RECORD SET:
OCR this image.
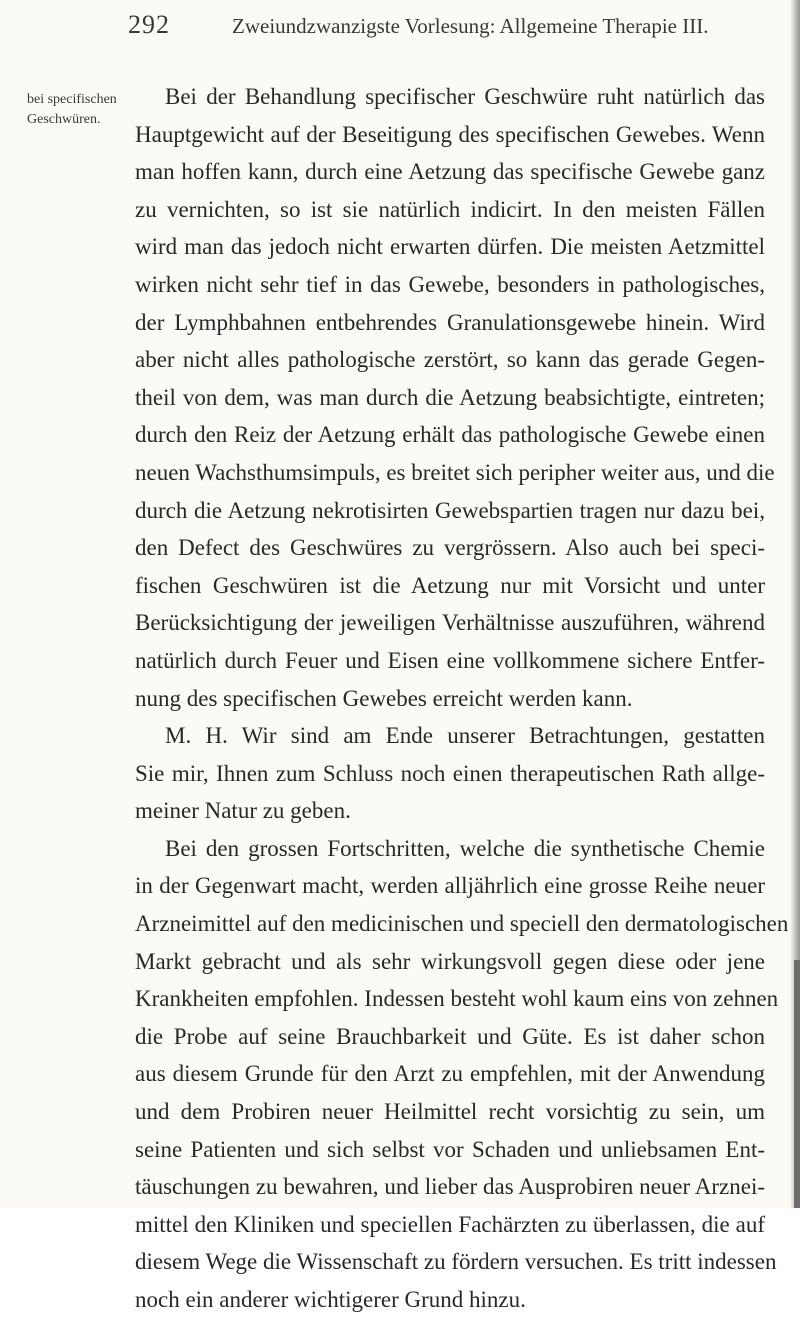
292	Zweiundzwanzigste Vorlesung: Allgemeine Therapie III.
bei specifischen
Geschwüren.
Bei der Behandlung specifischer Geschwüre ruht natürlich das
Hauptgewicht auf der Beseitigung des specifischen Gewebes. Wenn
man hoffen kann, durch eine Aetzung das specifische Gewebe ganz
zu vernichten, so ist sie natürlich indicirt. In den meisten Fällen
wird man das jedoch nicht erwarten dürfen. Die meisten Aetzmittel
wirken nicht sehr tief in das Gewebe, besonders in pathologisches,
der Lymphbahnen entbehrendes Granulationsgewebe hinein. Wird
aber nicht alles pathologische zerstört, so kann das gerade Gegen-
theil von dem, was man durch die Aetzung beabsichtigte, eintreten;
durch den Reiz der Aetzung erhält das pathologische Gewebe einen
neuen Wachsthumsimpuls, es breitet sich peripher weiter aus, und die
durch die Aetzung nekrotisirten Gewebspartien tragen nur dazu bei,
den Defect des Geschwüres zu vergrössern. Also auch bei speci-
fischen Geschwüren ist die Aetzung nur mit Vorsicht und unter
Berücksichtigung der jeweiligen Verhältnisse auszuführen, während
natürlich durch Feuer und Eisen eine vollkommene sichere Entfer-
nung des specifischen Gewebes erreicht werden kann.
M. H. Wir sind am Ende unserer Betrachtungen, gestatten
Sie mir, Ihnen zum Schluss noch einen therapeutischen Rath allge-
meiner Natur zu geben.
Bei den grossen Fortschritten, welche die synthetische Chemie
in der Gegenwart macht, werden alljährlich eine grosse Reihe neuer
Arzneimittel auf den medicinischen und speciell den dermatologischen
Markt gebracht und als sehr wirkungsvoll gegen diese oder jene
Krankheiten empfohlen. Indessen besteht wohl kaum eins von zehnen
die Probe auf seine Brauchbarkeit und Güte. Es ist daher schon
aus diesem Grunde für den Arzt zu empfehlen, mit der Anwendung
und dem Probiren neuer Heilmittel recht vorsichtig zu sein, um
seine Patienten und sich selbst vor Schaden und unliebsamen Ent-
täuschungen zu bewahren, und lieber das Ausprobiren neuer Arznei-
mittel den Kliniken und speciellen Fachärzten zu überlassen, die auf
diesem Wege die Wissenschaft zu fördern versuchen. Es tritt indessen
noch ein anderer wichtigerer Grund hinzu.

TASK INSTRUCTIONS:
Report how many lines in the data include the word "neuer", and give nothing but the count.

FINAL RESULT:
3